**REQUIREMENTS:**
Extract each line of the records below that contains the word "JSON".

**ROWS:**

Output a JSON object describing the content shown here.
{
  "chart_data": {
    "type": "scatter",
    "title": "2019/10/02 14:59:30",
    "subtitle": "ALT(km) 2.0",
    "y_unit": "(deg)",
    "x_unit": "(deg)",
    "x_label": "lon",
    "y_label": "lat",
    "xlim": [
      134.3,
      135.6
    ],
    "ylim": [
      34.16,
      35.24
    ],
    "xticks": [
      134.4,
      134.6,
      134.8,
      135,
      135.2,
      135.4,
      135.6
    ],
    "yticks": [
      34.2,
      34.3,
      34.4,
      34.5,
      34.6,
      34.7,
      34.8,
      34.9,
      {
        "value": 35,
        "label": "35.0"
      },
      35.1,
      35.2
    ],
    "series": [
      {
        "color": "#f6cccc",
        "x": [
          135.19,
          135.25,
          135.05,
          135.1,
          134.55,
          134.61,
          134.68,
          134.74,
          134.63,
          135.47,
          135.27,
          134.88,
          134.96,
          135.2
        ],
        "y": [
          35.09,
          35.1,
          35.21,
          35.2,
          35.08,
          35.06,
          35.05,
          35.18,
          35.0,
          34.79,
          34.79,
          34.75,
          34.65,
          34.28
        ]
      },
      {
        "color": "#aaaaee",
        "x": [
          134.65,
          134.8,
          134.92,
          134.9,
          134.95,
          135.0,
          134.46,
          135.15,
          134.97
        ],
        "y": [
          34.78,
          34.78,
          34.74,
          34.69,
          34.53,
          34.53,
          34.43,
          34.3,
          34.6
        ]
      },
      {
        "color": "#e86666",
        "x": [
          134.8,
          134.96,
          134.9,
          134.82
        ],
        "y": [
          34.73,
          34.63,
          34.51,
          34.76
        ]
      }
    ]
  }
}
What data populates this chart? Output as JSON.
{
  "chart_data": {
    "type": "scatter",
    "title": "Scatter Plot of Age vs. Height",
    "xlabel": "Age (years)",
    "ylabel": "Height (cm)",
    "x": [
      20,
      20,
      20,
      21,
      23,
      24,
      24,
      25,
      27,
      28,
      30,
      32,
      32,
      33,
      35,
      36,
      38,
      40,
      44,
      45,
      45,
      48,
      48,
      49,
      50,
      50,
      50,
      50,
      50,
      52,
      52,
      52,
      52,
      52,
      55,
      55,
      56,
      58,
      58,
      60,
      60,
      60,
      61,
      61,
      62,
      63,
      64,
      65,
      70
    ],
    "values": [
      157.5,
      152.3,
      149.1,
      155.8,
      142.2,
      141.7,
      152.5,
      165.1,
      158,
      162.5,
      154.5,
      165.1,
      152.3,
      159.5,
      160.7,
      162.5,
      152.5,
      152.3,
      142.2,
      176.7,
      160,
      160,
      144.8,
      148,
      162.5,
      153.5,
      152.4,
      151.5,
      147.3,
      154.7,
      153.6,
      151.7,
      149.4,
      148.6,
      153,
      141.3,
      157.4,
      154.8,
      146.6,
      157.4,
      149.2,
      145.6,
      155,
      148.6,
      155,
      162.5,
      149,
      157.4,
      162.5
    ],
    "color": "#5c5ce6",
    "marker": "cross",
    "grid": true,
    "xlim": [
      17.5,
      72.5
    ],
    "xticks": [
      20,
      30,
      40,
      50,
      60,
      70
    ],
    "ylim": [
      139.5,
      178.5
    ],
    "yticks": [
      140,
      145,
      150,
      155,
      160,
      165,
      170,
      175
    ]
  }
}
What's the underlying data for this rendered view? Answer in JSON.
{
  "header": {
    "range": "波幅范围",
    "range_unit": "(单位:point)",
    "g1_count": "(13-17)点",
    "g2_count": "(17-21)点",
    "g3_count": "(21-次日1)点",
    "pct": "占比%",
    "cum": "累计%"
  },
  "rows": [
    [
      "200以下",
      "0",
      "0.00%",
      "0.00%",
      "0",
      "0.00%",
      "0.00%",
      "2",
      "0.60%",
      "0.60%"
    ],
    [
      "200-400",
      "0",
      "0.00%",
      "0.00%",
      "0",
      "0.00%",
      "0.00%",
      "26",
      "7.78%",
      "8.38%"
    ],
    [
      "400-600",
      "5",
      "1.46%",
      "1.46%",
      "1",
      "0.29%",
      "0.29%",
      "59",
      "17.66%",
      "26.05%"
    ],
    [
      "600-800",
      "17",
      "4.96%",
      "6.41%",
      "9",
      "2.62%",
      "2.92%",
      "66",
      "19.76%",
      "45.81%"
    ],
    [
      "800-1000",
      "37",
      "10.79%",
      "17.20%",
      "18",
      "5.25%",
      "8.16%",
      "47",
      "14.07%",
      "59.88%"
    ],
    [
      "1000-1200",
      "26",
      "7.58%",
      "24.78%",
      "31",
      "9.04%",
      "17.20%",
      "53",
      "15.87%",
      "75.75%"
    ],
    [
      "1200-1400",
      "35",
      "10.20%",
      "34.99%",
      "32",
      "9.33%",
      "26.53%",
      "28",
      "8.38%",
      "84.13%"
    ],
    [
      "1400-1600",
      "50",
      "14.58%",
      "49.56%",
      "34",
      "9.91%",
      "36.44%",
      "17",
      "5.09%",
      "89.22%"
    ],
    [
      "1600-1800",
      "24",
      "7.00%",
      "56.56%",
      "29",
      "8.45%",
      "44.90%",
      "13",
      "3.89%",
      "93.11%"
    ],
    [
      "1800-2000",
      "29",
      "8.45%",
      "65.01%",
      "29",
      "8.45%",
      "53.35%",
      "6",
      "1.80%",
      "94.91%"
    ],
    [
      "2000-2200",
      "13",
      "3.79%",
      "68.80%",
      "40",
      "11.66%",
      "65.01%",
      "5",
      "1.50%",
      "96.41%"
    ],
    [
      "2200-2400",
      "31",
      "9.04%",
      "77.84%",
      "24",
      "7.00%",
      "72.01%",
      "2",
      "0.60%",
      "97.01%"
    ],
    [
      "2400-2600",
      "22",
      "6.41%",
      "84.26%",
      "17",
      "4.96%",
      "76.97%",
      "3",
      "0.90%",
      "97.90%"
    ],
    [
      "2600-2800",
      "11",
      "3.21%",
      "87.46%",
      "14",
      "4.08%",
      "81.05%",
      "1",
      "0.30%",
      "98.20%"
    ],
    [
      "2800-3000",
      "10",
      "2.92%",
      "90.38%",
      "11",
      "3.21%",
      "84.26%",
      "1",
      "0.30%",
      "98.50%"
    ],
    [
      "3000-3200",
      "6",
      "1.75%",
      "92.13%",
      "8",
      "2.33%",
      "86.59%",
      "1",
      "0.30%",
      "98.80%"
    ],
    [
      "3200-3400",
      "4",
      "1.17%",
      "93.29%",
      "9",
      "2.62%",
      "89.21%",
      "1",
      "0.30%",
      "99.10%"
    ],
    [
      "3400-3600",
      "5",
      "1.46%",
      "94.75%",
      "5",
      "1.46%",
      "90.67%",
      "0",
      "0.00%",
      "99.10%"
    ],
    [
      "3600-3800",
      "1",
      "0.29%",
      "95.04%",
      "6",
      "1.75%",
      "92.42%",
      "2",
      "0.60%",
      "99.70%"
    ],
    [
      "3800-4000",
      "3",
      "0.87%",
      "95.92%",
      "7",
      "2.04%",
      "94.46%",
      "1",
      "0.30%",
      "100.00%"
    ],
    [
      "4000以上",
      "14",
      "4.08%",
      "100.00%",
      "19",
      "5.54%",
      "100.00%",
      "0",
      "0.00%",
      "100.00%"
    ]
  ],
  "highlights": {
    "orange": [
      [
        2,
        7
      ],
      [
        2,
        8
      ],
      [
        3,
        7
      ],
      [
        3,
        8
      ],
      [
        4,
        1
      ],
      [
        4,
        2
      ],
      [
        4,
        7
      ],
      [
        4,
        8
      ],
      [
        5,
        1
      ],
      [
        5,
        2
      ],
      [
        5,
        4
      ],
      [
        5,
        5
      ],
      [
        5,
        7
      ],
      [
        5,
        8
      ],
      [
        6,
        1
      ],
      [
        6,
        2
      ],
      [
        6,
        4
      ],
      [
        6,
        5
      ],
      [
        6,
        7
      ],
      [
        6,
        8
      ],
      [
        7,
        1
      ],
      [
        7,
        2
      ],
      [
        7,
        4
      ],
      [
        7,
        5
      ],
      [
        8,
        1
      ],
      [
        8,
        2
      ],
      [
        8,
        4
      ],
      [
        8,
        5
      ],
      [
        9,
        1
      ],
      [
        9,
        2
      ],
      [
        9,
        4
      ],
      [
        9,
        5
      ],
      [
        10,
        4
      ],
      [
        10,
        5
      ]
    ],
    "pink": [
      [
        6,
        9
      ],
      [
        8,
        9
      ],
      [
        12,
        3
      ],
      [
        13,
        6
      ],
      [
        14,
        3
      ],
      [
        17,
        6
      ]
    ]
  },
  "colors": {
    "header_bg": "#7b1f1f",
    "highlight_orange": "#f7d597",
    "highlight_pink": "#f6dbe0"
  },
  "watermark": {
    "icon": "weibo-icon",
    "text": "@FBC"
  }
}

**FULL ANSWER:**
Output a JSON object describing the content shown here.
What data populates this chart? Output as JSON.
What's the underlying data for this rendered view? Answer in JSON.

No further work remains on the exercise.